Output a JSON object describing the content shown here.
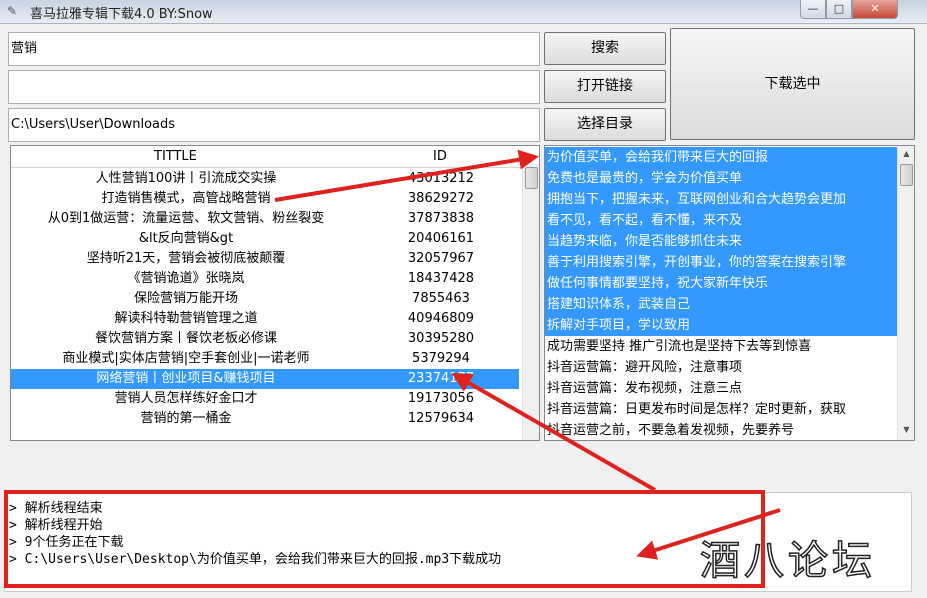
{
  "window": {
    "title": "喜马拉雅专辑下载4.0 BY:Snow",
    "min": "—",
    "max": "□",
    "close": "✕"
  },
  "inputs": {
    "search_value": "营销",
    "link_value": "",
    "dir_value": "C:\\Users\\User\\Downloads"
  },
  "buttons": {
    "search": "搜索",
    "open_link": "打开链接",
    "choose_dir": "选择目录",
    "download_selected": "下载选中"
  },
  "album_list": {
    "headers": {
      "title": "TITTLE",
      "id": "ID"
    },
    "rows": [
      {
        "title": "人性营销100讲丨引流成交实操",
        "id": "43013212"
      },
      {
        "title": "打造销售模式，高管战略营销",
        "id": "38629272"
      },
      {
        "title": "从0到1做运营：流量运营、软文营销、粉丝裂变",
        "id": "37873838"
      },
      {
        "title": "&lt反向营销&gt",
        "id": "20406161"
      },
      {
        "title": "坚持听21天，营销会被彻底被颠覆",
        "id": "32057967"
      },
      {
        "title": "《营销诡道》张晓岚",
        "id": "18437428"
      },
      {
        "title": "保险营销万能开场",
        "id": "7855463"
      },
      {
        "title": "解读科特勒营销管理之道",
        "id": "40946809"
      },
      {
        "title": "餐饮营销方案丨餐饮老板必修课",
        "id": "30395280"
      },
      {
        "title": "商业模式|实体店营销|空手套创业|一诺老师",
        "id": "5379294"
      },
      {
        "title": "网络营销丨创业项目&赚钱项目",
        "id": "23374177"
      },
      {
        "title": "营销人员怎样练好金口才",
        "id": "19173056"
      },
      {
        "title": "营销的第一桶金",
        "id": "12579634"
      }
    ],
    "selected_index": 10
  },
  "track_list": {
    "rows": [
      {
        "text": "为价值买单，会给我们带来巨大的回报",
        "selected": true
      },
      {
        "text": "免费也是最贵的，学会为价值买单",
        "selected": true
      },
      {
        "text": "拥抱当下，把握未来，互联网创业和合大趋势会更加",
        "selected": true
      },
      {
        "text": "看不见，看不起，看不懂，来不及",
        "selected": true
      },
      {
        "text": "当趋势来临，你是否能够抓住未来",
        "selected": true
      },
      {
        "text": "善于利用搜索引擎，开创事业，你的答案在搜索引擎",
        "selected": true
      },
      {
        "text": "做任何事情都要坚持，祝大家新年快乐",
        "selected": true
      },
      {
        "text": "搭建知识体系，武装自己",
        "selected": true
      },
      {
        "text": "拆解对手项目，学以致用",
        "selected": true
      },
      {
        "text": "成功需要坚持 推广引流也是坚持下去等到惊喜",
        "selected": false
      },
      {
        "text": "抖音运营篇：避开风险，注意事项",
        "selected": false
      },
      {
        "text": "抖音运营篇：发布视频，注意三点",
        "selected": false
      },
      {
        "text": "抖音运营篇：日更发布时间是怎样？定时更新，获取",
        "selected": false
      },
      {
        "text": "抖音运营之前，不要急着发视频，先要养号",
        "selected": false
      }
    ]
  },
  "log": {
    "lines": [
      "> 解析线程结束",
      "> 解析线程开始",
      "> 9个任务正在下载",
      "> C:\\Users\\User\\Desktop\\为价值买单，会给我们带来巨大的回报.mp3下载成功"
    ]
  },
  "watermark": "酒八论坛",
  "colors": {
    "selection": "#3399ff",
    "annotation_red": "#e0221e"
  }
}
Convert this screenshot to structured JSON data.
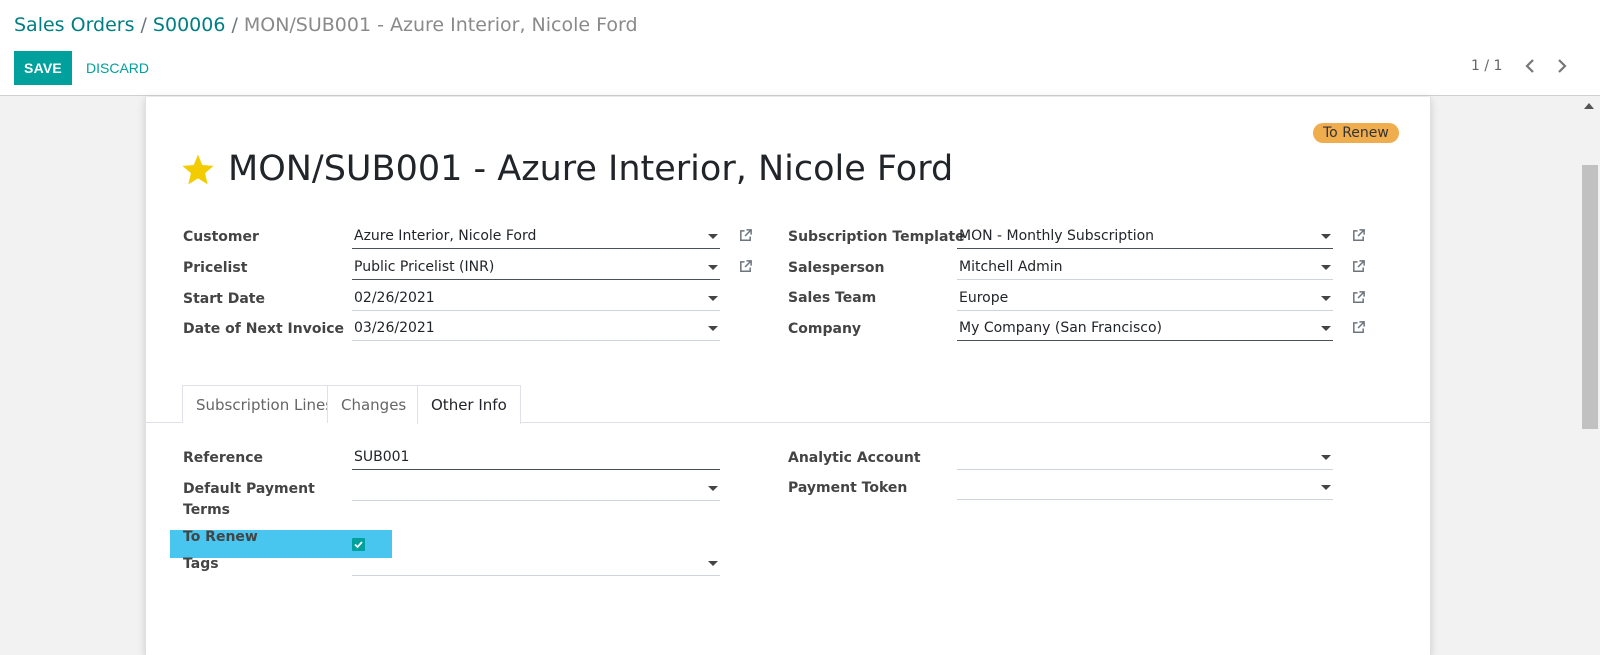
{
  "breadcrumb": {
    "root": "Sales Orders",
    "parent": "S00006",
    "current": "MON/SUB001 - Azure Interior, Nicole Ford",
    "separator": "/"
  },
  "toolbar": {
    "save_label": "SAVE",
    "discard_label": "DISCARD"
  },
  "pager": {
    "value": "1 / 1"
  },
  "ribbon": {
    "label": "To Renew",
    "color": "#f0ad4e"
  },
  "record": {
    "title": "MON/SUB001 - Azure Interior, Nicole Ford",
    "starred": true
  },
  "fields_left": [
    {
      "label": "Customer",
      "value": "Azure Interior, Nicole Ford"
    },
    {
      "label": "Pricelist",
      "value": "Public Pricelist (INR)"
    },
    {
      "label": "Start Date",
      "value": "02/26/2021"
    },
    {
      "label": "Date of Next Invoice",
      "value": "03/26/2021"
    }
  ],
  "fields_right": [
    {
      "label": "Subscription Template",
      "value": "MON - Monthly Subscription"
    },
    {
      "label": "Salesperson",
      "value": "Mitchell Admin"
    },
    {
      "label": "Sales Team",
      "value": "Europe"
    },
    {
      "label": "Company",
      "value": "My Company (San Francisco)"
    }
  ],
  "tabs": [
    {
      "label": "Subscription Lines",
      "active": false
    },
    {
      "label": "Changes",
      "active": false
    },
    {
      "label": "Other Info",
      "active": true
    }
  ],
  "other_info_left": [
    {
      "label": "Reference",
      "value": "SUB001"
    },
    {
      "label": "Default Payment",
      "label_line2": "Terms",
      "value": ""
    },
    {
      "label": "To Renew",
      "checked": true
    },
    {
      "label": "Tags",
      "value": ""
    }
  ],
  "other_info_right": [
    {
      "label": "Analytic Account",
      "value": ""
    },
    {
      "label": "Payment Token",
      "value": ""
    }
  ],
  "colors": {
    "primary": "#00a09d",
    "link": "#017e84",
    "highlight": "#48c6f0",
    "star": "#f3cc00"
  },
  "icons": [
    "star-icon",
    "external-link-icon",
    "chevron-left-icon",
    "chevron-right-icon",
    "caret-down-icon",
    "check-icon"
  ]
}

---

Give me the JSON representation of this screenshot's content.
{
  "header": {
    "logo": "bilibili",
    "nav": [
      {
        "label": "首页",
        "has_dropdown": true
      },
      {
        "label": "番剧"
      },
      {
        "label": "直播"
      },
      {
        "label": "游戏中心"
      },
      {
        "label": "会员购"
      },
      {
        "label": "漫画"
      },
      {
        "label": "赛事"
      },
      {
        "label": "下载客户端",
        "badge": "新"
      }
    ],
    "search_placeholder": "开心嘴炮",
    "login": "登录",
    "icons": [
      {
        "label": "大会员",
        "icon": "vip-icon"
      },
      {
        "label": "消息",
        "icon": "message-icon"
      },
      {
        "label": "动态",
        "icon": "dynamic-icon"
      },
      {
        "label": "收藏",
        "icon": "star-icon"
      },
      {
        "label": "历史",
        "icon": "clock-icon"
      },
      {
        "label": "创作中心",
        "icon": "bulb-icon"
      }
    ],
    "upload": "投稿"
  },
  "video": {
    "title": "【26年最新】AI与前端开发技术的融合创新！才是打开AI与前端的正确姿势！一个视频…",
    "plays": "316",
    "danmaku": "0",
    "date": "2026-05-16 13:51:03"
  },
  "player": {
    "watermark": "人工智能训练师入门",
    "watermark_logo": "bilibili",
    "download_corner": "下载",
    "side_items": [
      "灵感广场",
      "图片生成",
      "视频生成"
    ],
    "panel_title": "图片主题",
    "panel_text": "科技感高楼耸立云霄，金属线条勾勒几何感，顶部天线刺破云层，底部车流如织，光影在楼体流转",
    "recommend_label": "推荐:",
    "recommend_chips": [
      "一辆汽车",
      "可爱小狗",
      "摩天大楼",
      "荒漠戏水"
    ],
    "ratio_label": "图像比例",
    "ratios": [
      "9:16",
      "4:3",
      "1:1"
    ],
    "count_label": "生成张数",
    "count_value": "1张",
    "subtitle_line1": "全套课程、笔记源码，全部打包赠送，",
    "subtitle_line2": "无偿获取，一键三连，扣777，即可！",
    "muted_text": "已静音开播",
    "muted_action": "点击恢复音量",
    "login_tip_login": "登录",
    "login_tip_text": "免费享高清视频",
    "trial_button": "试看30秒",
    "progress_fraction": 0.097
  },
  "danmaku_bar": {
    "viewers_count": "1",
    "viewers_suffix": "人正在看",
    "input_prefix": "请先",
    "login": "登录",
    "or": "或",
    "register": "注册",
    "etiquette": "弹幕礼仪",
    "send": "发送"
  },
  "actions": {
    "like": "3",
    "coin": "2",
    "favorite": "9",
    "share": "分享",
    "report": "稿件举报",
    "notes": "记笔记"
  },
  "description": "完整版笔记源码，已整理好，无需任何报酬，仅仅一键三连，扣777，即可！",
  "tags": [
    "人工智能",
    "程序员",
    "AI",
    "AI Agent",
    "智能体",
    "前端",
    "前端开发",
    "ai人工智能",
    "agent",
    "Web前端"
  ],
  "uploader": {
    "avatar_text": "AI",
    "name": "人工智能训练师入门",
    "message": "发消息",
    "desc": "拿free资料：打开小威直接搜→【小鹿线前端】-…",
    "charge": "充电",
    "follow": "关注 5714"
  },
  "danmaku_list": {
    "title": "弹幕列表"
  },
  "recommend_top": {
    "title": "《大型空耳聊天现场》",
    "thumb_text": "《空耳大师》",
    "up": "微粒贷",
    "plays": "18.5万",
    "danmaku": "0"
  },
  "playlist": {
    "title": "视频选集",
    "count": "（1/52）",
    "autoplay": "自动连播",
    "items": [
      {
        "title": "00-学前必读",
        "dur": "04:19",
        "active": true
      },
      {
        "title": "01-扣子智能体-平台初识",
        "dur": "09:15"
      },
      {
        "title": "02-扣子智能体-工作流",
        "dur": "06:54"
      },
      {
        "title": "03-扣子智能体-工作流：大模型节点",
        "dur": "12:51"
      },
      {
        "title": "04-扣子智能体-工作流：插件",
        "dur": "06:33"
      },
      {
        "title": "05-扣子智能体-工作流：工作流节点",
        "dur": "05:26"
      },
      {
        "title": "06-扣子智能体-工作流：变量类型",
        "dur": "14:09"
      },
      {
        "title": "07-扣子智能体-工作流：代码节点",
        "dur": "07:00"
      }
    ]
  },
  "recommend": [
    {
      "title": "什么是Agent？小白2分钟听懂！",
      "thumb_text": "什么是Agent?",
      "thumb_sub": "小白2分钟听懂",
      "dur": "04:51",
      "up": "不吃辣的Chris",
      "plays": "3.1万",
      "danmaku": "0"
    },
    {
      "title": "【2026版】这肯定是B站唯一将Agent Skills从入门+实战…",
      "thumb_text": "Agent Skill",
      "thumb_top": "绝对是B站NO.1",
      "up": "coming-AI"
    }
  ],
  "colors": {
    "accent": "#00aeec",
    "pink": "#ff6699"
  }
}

...

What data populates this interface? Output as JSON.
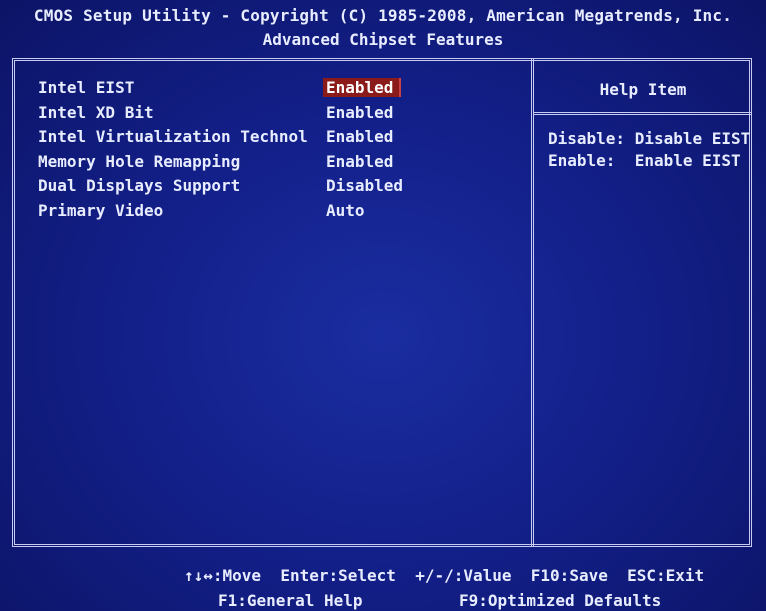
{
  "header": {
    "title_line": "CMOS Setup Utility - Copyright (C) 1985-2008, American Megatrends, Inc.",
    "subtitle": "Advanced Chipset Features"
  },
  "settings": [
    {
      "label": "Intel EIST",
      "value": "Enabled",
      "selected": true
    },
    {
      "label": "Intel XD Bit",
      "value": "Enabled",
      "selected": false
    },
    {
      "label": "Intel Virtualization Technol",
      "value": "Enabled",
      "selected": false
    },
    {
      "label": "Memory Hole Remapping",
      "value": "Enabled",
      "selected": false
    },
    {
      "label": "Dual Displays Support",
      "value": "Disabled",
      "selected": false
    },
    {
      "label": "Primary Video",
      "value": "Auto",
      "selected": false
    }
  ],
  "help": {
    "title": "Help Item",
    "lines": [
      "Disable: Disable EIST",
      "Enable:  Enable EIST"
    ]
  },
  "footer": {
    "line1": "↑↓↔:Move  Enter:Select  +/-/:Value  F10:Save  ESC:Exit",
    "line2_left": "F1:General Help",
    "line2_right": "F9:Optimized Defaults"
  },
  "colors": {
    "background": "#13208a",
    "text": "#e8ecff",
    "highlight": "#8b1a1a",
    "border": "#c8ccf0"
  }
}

* **To do**
Respond with nothing but the number of lines in the entries that contain the string "人工智能训练师入门".

* **Problem solution**
2